Entries from a visual dataset
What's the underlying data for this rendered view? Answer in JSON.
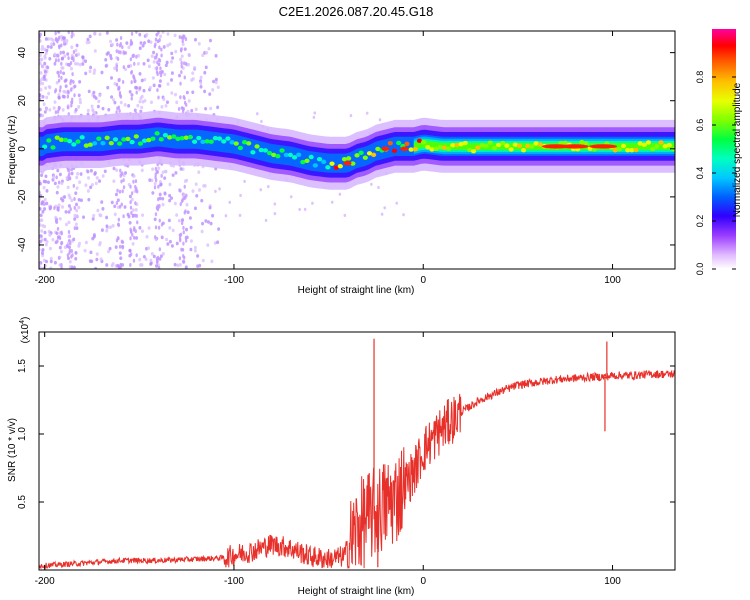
{
  "title": "C2E1.2026.087.20.45.G18",
  "chart_data": [
    {
      "type": "heatmap",
      "name": "spectrogram",
      "xlabel": "Height of straight line (km)",
      "ylabel": "Frequency (Hz)",
      "xlim": [
        -203,
        133
      ],
      "ylim": [
        -50,
        49
      ],
      "xticks": [
        -200,
        -100,
        0,
        100
      ],
      "yticks": [
        -40,
        -20,
        0,
        20,
        40
      ],
      "xtick_labels": [
        "-200",
        "-100",
        "0",
        "100"
      ],
      "ytick_labels": [
        "-40",
        "-20",
        "0",
        "20",
        "40"
      ],
      "ridge": {
        "x": [
          -200,
          -190,
          -180,
          -170,
          -160,
          -150,
          -140,
          -130,
          -120,
          -110,
          -100,
          -90,
          -80,
          -70,
          -60,
          -50,
          -45,
          -40,
          -35,
          -30,
          -25,
          -20,
          -15,
          -10,
          -5,
          0,
          10,
          20,
          40,
          60,
          80,
          100,
          133
        ],
        "freq": [
          2,
          3,
          3,
          3,
          4,
          4,
          5,
          4,
          4,
          3,
          2,
          0,
          -2,
          -3,
          -5,
          -6,
          -6,
          -6,
          -4,
          -3,
          -1,
          0,
          1,
          1,
          1,
          2,
          1,
          1,
          1,
          1,
          1,
          1,
          1
        ]
      },
      "colorbar": {
        "label": "Normalized spectral amplitude",
        "range": [
          0.0,
          1.0
        ],
        "ticks": [
          "0.0",
          "0.2",
          "0.4",
          "0.6",
          "0.8"
        ],
        "colors": [
          "#ffffff",
          "#c8a2ff",
          "#7f00ff",
          "#0000ff",
          "#00bfff",
          "#00ffc8",
          "#00ff00",
          "#c8ff00",
          "#ffff00",
          "#ff8000",
          "#ff0000",
          "#ff00a0"
        ]
      }
    },
    {
      "type": "line",
      "name": "snr",
      "xlabel": "Height of straight line (km)",
      "ylabel": "SNR (10 * v/v)",
      "y_multiplier": "(x10",
      "y_multiplier_exp": "4",
      "y_multiplier_close": ")",
      "xlim": [
        -203,
        133
      ],
      "ylim": [
        0.0,
        1.75
      ],
      "xticks": [
        -200,
        -100,
        0,
        100
      ],
      "yticks": [
        0.5,
        1.0,
        1.5
      ],
      "xtick_labels": [
        "-200",
        "-100",
        "0",
        "100"
      ],
      "ytick_labels": [
        "0.5",
        "1.0",
        "1.5"
      ],
      "color": "#e8302a",
      "series": {
        "x": [
          -203,
          -180,
          -160,
          -140,
          -120,
          -105,
          -100,
          -90,
          -80,
          -70,
          -60,
          -50,
          -42,
          -35,
          -30,
          -25,
          -20,
          -15,
          -10,
          -5,
          0,
          5,
          10,
          15,
          20,
          30,
          40,
          50,
          60,
          70,
          80,
          90,
          96,
          100,
          110,
          120,
          133
        ],
        "y": [
          0.03,
          0.05,
          0.07,
          0.07,
          0.08,
          0.09,
          0.11,
          0.14,
          0.19,
          0.16,
          0.1,
          0.08,
          0.1,
          0.3,
          0.38,
          0.42,
          0.48,
          0.52,
          0.62,
          0.72,
          0.88,
          0.96,
          1.04,
          1.1,
          1.16,
          1.25,
          1.31,
          1.36,
          1.38,
          1.4,
          1.41,
          1.42,
          1.42,
          1.43,
          1.43,
          1.44,
          1.44
        ]
      },
      "spikes": [
        {
          "x": -26,
          "y": 1.7
        },
        {
          "x": -24,
          "y": 0.02
        },
        {
          "x": 97,
          "y": 1.68
        },
        {
          "x": 96,
          "y": 1.02
        }
      ]
    }
  ]
}
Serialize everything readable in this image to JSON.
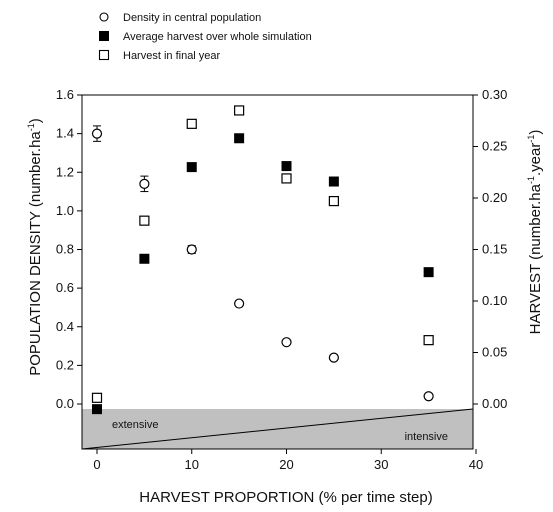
{
  "chart_data": {
    "type": "scatter",
    "x": [
      0,
      5,
      10,
      15,
      20,
      25,
      35
    ],
    "xlabel": "HARVEST PROPORTION (% per time step)",
    "xlim": [
      0,
      40
    ],
    "xticks": [
      "0",
      "10",
      "20",
      "30",
      "40"
    ],
    "ylabel_left": "POPULATION DENSITY (number.ha",
    "ylabel_left_sup": "-1",
    "ylabel_left_end": ")",
    "ylim_left": [
      0,
      1.6
    ],
    "yticks_left": [
      "0.0",
      "0.2",
      "0.4",
      "0.6",
      "0.8",
      "1.0",
      "1.2",
      "1.4",
      "1.6"
    ],
    "ylabel_right": "HARVEST (number.ha",
    "ylabel_right_sup1": "-1",
    "ylabel_right_mid": ".year",
    "ylabel_right_sup2": "-1",
    "ylabel_right_end": ")",
    "ylim_right": [
      0,
      0.3
    ],
    "yticks_right": [
      "0.00",
      "0.05",
      "0.10",
      "0.15",
      "0.20",
      "0.25",
      "0.30"
    ],
    "legend_position": "top-left",
    "series": [
      {
        "name": "Density in central population",
        "marker": "open-circle",
        "axis": "left",
        "values": [
          1.4,
          1.14,
          0.8,
          0.52,
          0.32,
          0.24,
          0.04
        ],
        "error": [
          0.04,
          0.04,
          0.02,
          0.01,
          0.01,
          0.01,
          0.0
        ]
      },
      {
        "name": "Average harvest over whole simulation",
        "marker": "filled-square",
        "axis": "right",
        "values": [
          -0.005,
          0.141,
          0.23,
          0.258,
          0.231,
          0.216,
          0.128
        ]
      },
      {
        "name": "Harvest in final year",
        "marker": "open-square",
        "axis": "right",
        "values": [
          0.006,
          0.178,
          0.272,
          0.285,
          0.219,
          0.197,
          0.062
        ]
      }
    ],
    "regions": [
      "extensive",
      "intensive"
    ],
    "region_fill": "#c0c0c0"
  }
}
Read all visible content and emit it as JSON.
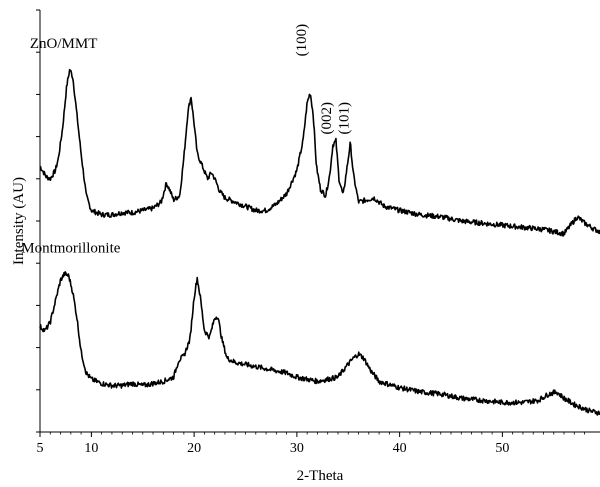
{
  "chart_data": {
    "type": "line",
    "xlabel": "2-Theta",
    "ylabel": "Intensity (AU)",
    "xlim": [
      5,
      59.5
    ],
    "ylim": [
      0,
      10
    ],
    "x_ticks": [
      5,
      10,
      20,
      30,
      40,
      50
    ],
    "grid": false,
    "legend": "none",
    "series": [
      {
        "name": "ZnO/MMT",
        "color": "#000000",
        "points": [
          [
            5.0,
            6.3
          ],
          [
            5.6,
            6.05
          ],
          [
            6.0,
            6.0
          ],
          [
            6.5,
            6.2
          ],
          [
            6.8,
            6.5
          ],
          [
            7.2,
            7.2
          ],
          [
            7.6,
            8.2
          ],
          [
            7.9,
            8.6
          ],
          [
            8.2,
            8.4
          ],
          [
            8.6,
            7.5
          ],
          [
            9.0,
            6.6
          ],
          [
            9.5,
            5.6
          ],
          [
            10.0,
            5.25
          ],
          [
            11.0,
            5.15
          ],
          [
            12.0,
            5.15
          ],
          [
            13.0,
            5.2
          ],
          [
            14.0,
            5.2
          ],
          [
            15.0,
            5.25
          ],
          [
            16.0,
            5.3
          ],
          [
            16.8,
            5.45
          ],
          [
            17.3,
            5.9
          ],
          [
            17.6,
            5.75
          ],
          [
            18.0,
            5.5
          ],
          [
            18.6,
            5.6
          ],
          [
            19.0,
            6.5
          ],
          [
            19.4,
            7.6
          ],
          [
            19.7,
            7.95
          ],
          [
            20.0,
            7.3
          ],
          [
            20.3,
            6.6
          ],
          [
            20.8,
            6.3
          ],
          [
            21.3,
            6.0
          ],
          [
            21.7,
            6.15
          ],
          [
            22.1,
            5.95
          ],
          [
            22.5,
            5.7
          ],
          [
            23.0,
            5.55
          ],
          [
            24.0,
            5.45
          ],
          [
            25.0,
            5.35
          ],
          [
            26.0,
            5.25
          ],
          [
            27.0,
            5.25
          ],
          [
            28.0,
            5.4
          ],
          [
            29.0,
            5.65
          ],
          [
            30.0,
            6.2
          ],
          [
            30.6,
            6.9
          ],
          [
            31.0,
            7.8
          ],
          [
            31.3,
            8.05
          ],
          [
            31.6,
            7.5
          ],
          [
            31.9,
            6.3
          ],
          [
            32.3,
            5.75
          ],
          [
            32.8,
            5.6
          ],
          [
            33.2,
            6.1
          ],
          [
            33.5,
            6.8
          ],
          [
            33.8,
            6.9
          ],
          [
            34.1,
            6.0
          ],
          [
            34.5,
            5.6
          ],
          [
            34.9,
            6.3
          ],
          [
            35.2,
            6.85
          ],
          [
            35.5,
            6.1
          ],
          [
            36.0,
            5.45
          ],
          [
            36.8,
            5.5
          ],
          [
            37.5,
            5.55
          ],
          [
            38.5,
            5.35
          ],
          [
            40.0,
            5.25
          ],
          [
            42.0,
            5.15
          ],
          [
            44.0,
            5.1
          ],
          [
            46.0,
            5.0
          ],
          [
            48.0,
            4.95
          ],
          [
            50.0,
            4.9
          ],
          [
            52.0,
            4.85
          ],
          [
            54.0,
            4.8
          ],
          [
            55.0,
            4.75
          ],
          [
            56.0,
            4.7
          ],
          [
            56.8,
            4.95
          ],
          [
            57.3,
            5.1
          ],
          [
            58.0,
            4.95
          ],
          [
            59.0,
            4.8
          ],
          [
            59.5,
            4.75
          ]
        ]
      },
      {
        "name": "Montmorillonite",
        "color": "#000000",
        "points": [
          [
            5.0,
            2.5
          ],
          [
            5.5,
            2.4
          ],
          [
            6.0,
            2.6
          ],
          [
            6.5,
            3.1
          ],
          [
            7.0,
            3.6
          ],
          [
            7.4,
            3.75
          ],
          [
            7.8,
            3.7
          ],
          [
            8.2,
            3.3
          ],
          [
            8.6,
            2.7
          ],
          [
            9.0,
            1.9
          ],
          [
            9.5,
            1.4
          ],
          [
            10.0,
            1.25
          ],
          [
            11.0,
            1.15
          ],
          [
            12.0,
            1.1
          ],
          [
            13.0,
            1.1
          ],
          [
            14.0,
            1.15
          ],
          [
            15.0,
            1.1
          ],
          [
            16.0,
            1.15
          ],
          [
            17.0,
            1.2
          ],
          [
            18.0,
            1.3
          ],
          [
            18.5,
            1.7
          ],
          [
            19.0,
            1.8
          ],
          [
            19.6,
            2.2
          ],
          [
            20.0,
            3.2
          ],
          [
            20.3,
            3.65
          ],
          [
            20.6,
            3.2
          ],
          [
            21.0,
            2.4
          ],
          [
            21.5,
            2.25
          ],
          [
            22.0,
            2.7
          ],
          [
            22.3,
            2.75
          ],
          [
            22.7,
            2.2
          ],
          [
            23.2,
            1.75
          ],
          [
            24.0,
            1.65
          ],
          [
            25.0,
            1.6
          ],
          [
            26.0,
            1.55
          ],
          [
            27.0,
            1.5
          ],
          [
            28.0,
            1.45
          ],
          [
            29.0,
            1.4
          ],
          [
            30.0,
            1.3
          ],
          [
            31.0,
            1.25
          ],
          [
            32.0,
            1.2
          ],
          [
            33.0,
            1.25
          ],
          [
            34.0,
            1.3
          ],
          [
            34.8,
            1.55
          ],
          [
            35.5,
            1.75
          ],
          [
            36.0,
            1.85
          ],
          [
            36.5,
            1.75
          ],
          [
            37.2,
            1.45
          ],
          [
            38.0,
            1.2
          ],
          [
            40.0,
            1.05
          ],
          [
            42.0,
            0.95
          ],
          [
            44.0,
            0.9
          ],
          [
            46.0,
            0.8
          ],
          [
            48.0,
            0.75
          ],
          [
            50.0,
            0.7
          ],
          [
            52.0,
            0.7
          ],
          [
            53.5,
            0.75
          ],
          [
            54.5,
            0.9
          ],
          [
            55.3,
            0.95
          ],
          [
            56.0,
            0.8
          ],
          [
            57.0,
            0.65
          ],
          [
            58.5,
            0.5
          ],
          [
            59.5,
            0.45
          ]
        ]
      }
    ],
    "annotations": [
      {
        "text": "ZnO/MMT",
        "x": 7.3,
        "y": 9.1
      },
      {
        "text": "Montmorillonite",
        "x": 8.0,
        "y": 4.25
      },
      {
        "text": "(100)",
        "x": 30.9,
        "y": 8.9,
        "rotate": -90
      },
      {
        "text": "(002)",
        "x": 33.3,
        "y": 7.05,
        "rotate": -90
      },
      {
        "text": "(101)",
        "x": 35.0,
        "y": 7.05,
        "rotate": -90
      }
    ]
  }
}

Exercise
Tally the lines holding the string "open" and give only the count.

Solution to this task
2